◆ Set exercise:
Output each entry verbatim and exclude every picture from it.

◆ Dataset extract:
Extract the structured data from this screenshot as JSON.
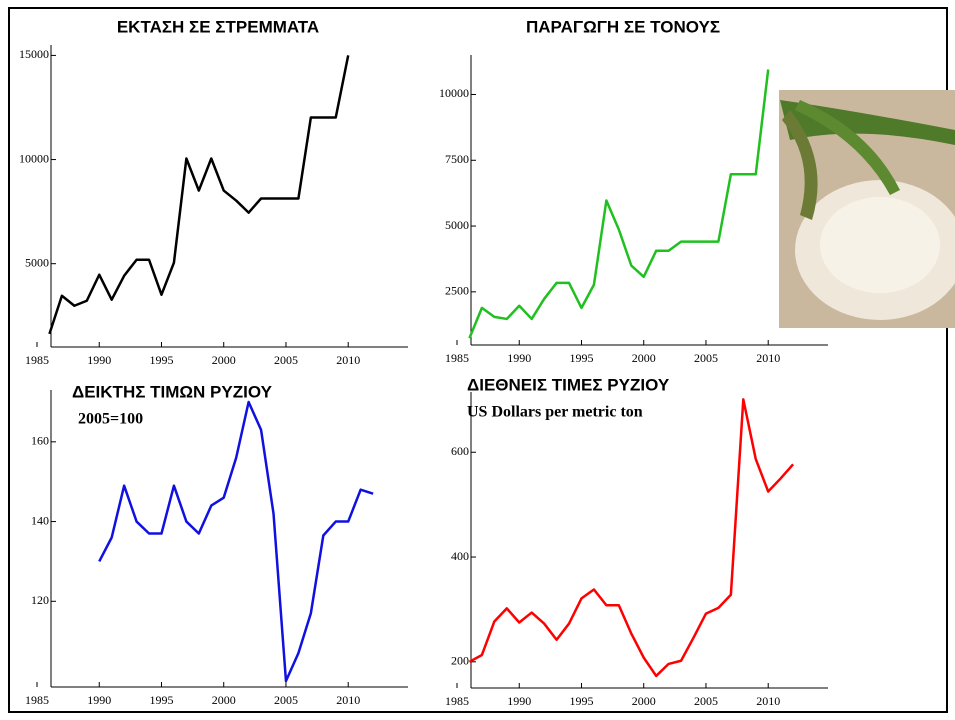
{
  "chart_data": [
    {
      "type": "line",
      "title": "ΕΚΤΑΣΗ ΣΕ ΣΤΡΕΜΜΑΤΑ",
      "color": "#000000",
      "x": [
        1986,
        1987,
        1988,
        1989,
        1990,
        1991,
        1992,
        1993,
        1994,
        1995,
        1996,
        1997,
        1998,
        1999,
        2000,
        2001,
        2002,
        2003,
        2004,
        2005,
        2006,
        2007,
        2008,
        2009,
        2010
      ],
      "values": [
        1630,
        3460,
        2980,
        3220,
        4470,
        3270,
        4420,
        5190,
        5190,
        3510,
        5050,
        10050,
        8510,
        10050,
        8510,
        8030,
        7450,
        8130,
        8130,
        8130,
        8130,
        12020,
        12020,
        12020,
        15000
      ],
      "xlim": [
        1985,
        2014
      ],
      "xticks": [
        1985,
        1990,
        1995,
        2000,
        2005,
        2010
      ],
      "ylim": [
        1000,
        15500
      ],
      "yticks": [
        5000,
        10000,
        15000
      ]
    },
    {
      "type": "line",
      "title": "ΠΑΡΑΓΩΓΗ ΣΕ ΤΟΝΟΥΣ",
      "color": "#1fc01f",
      "x": [
        1986,
        1987,
        1988,
        1989,
        1990,
        1991,
        1992,
        1993,
        1994,
        1995,
        1996,
        1997,
        1998,
        1999,
        2000,
        2001,
        2002,
        2003,
        2004,
        2005,
        2006,
        2007,
        2008,
        2009,
        2010
      ],
      "values": [
        740,
        1890,
        1550,
        1470,
        1970,
        1470,
        2230,
        2840,
        2840,
        1890,
        2770,
        5970,
        4870,
        3500,
        3070,
        4060,
        4060,
        4410,
        4410,
        4410,
        4410,
        6970,
        6970,
        6970,
        10950
      ],
      "xlim": [
        1985,
        2014
      ],
      "xticks": [
        1985,
        1990,
        1995,
        2000,
        2005,
        2010
      ],
      "ylim": [
        480,
        11500
      ],
      "yticks": [
        2500,
        5000,
        7500,
        10000
      ]
    },
    {
      "type": "line",
      "title": "ΔΕΙΚΤΗΣ ΤΙΜΩΝ ΡΥΖΙΟΥ",
      "subtitle": "2005=100",
      "color": "#1010e0",
      "x": [
        1990,
        1991,
        1992,
        1993,
        1994,
        1995,
        1996,
        1997,
        1998,
        1999,
        2000,
        2001,
        2002,
        2003,
        2004,
        2005,
        2006,
        2007,
        2008,
        2009,
        2010,
        2011,
        2012
      ],
      "values": [
        130,
        136,
        149,
        140,
        137,
        137,
        149,
        140,
        137,
        144,
        146,
        156,
        170,
        163,
        142,
        100,
        107,
        117,
        136.5,
        140,
        140,
        148,
        147
      ],
      "xlim": [
        1985,
        2014
      ],
      "xticks": [
        1985,
        1990,
        1995,
        2000,
        2005,
        2010
      ],
      "ylim": [
        98.5,
        173
      ],
      "yticks": [
        120,
        140,
        160
      ]
    },
    {
      "type": "line",
      "title": "ΔΙΕΘΝΕΙΣ ΤΙΜΕΣ ΡΥΖΙΟΥ",
      "subtitle": "US Dollars per metric ton",
      "color": "#ff0000",
      "x": [
        1986,
        1987,
        1988,
        1989,
        1990,
        1991,
        1992,
        1993,
        1994,
        1995,
        1996,
        1997,
        1998,
        1999,
        2000,
        2001,
        2002,
        2003,
        2004,
        2005,
        2006,
        2007,
        2008,
        2009,
        2010,
        2011,
        2012
      ],
      "values": [
        200,
        213,
        277,
        302,
        275,
        294,
        273,
        242,
        273,
        321,
        338,
        308,
        308,
        254,
        208,
        173,
        196,
        202,
        246,
        292,
        303,
        328,
        701,
        587,
        525,
        550,
        577
      ],
      "xlim": [
        1985,
        2014
      ],
      "xticks": [
        1985,
        1990,
        1995,
        2000,
        2005,
        2010
      ],
      "ylim": [
        150,
        715
      ],
      "yticks": [
        200,
        400,
        600
      ]
    }
  ]
}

◆ Written reply:
Extract the structured data from this screenshot as JSON.
{
  "chart_data": [
    {
      "type": "line",
      "title": "ΕΚΤΑΣΗ ΣΕ ΣΤΡΕΜΜΑΤΑ",
      "color": "#000000",
      "x": [
        1986,
        1987,
        1988,
        1989,
        1990,
        1991,
        1992,
        1993,
        1994,
        1995,
        1996,
        1997,
        1998,
        1999,
        2000,
        2001,
        2002,
        2003,
        2004,
        2005,
        2006,
        2007,
        2008,
        2009,
        2010
      ],
      "values": [
        1630,
        3460,
        2980,
        3220,
        4470,
        3270,
        4420,
        5190,
        5190,
        3510,
        5050,
        10050,
        8510,
        10050,
        8510,
        8030,
        7450,
        8130,
        8130,
        8130,
        8130,
        12020,
        12020,
        12020,
        15000
      ],
      "xlim": [
        1985,
        2014
      ],
      "xticks": [
        1985,
        1990,
        1995,
        2000,
        2005,
        2010
      ],
      "ylim": [
        1000,
        15500
      ],
      "yticks": [
        5000,
        10000,
        15000
      ]
    },
    {
      "type": "line",
      "title": "ΠΑΡΑΓΩΓΗ ΣΕ ΤΟΝΟΥΣ",
      "color": "#1fc01f",
      "x": [
        1986,
        1987,
        1988,
        1989,
        1990,
        1991,
        1992,
        1993,
        1994,
        1995,
        1996,
        1997,
        1998,
        1999,
        2000,
        2001,
        2002,
        2003,
        2004,
        2005,
        2006,
        2007,
        2008,
        2009,
        2010
      ],
      "values": [
        740,
        1890,
        1550,
        1470,
        1970,
        1470,
        2230,
        2840,
        2840,
        1890,
        2770,
        5970,
        4870,
        3500,
        3070,
        4060,
        4060,
        4410,
        4410,
        4410,
        4410,
        6970,
        6970,
        6970,
        10950
      ],
      "xlim": [
        1985,
        2014
      ],
      "xticks": [
        1985,
        1990,
        1995,
        2000,
        2005,
        2010
      ],
      "ylim": [
        480,
        11500
      ],
      "yticks": [
        2500,
        5000,
        7500,
        10000
      ]
    },
    {
      "type": "line",
      "title": "ΔΕΙΚΤΗΣ ΤΙΜΩΝ ΡΥΖΙΟΥ",
      "subtitle": "2005=100",
      "color": "#1010e0",
      "x": [
        1990,
        1991,
        1992,
        1993,
        1994,
        1995,
        1996,
        1997,
        1998,
        1999,
        2000,
        2001,
        2002,
        2003,
        2004,
        2005,
        2006,
        2007,
        2008,
        2009,
        2010,
        2011,
        2012
      ],
      "values": [
        130,
        136,
        149,
        140,
        137,
        137,
        149,
        140,
        137,
        144,
        146,
        156,
        170,
        163,
        142,
        100,
        107,
        117,
        136.5,
        140,
        140,
        148,
        147
      ],
      "xlim": [
        1985,
        2014
      ],
      "xticks": [
        1985,
        1990,
        1995,
        2000,
        2005,
        2010
      ],
      "ylim": [
        98.5,
        173
      ],
      "yticks": [
        120,
        140,
        160
      ]
    },
    {
      "type": "line",
      "title": "ΔΙΕΘΝΕΙΣ ΤΙΜΕΣ ΡΥΖΙΟΥ",
      "subtitle": "US Dollars per metric ton",
      "color": "#ff0000",
      "x": [
        1986,
        1987,
        1988,
        1989,
        1990,
        1991,
        1992,
        1993,
        1994,
        1995,
        1996,
        1997,
        1998,
        1999,
        2000,
        2001,
        2002,
        2003,
        2004,
        2005,
        2006,
        2007,
        2008,
        2009,
        2010,
        2011,
        2012
      ],
      "values": [
        200,
        213,
        277,
        302,
        275,
        294,
        273,
        242,
        273,
        321,
        338,
        308,
        308,
        254,
        208,
        173,
        196,
        202,
        246,
        292,
        303,
        328,
        701,
        587,
        525,
        550,
        577
      ],
      "xlim": [
        1985,
        2014
      ],
      "xticks": [
        1985,
        1990,
        1995,
        2000,
        2005,
        2010
      ],
      "ylim": [
        150,
        715
      ],
      "yticks": [
        200,
        400,
        600
      ]
    }
  ]
}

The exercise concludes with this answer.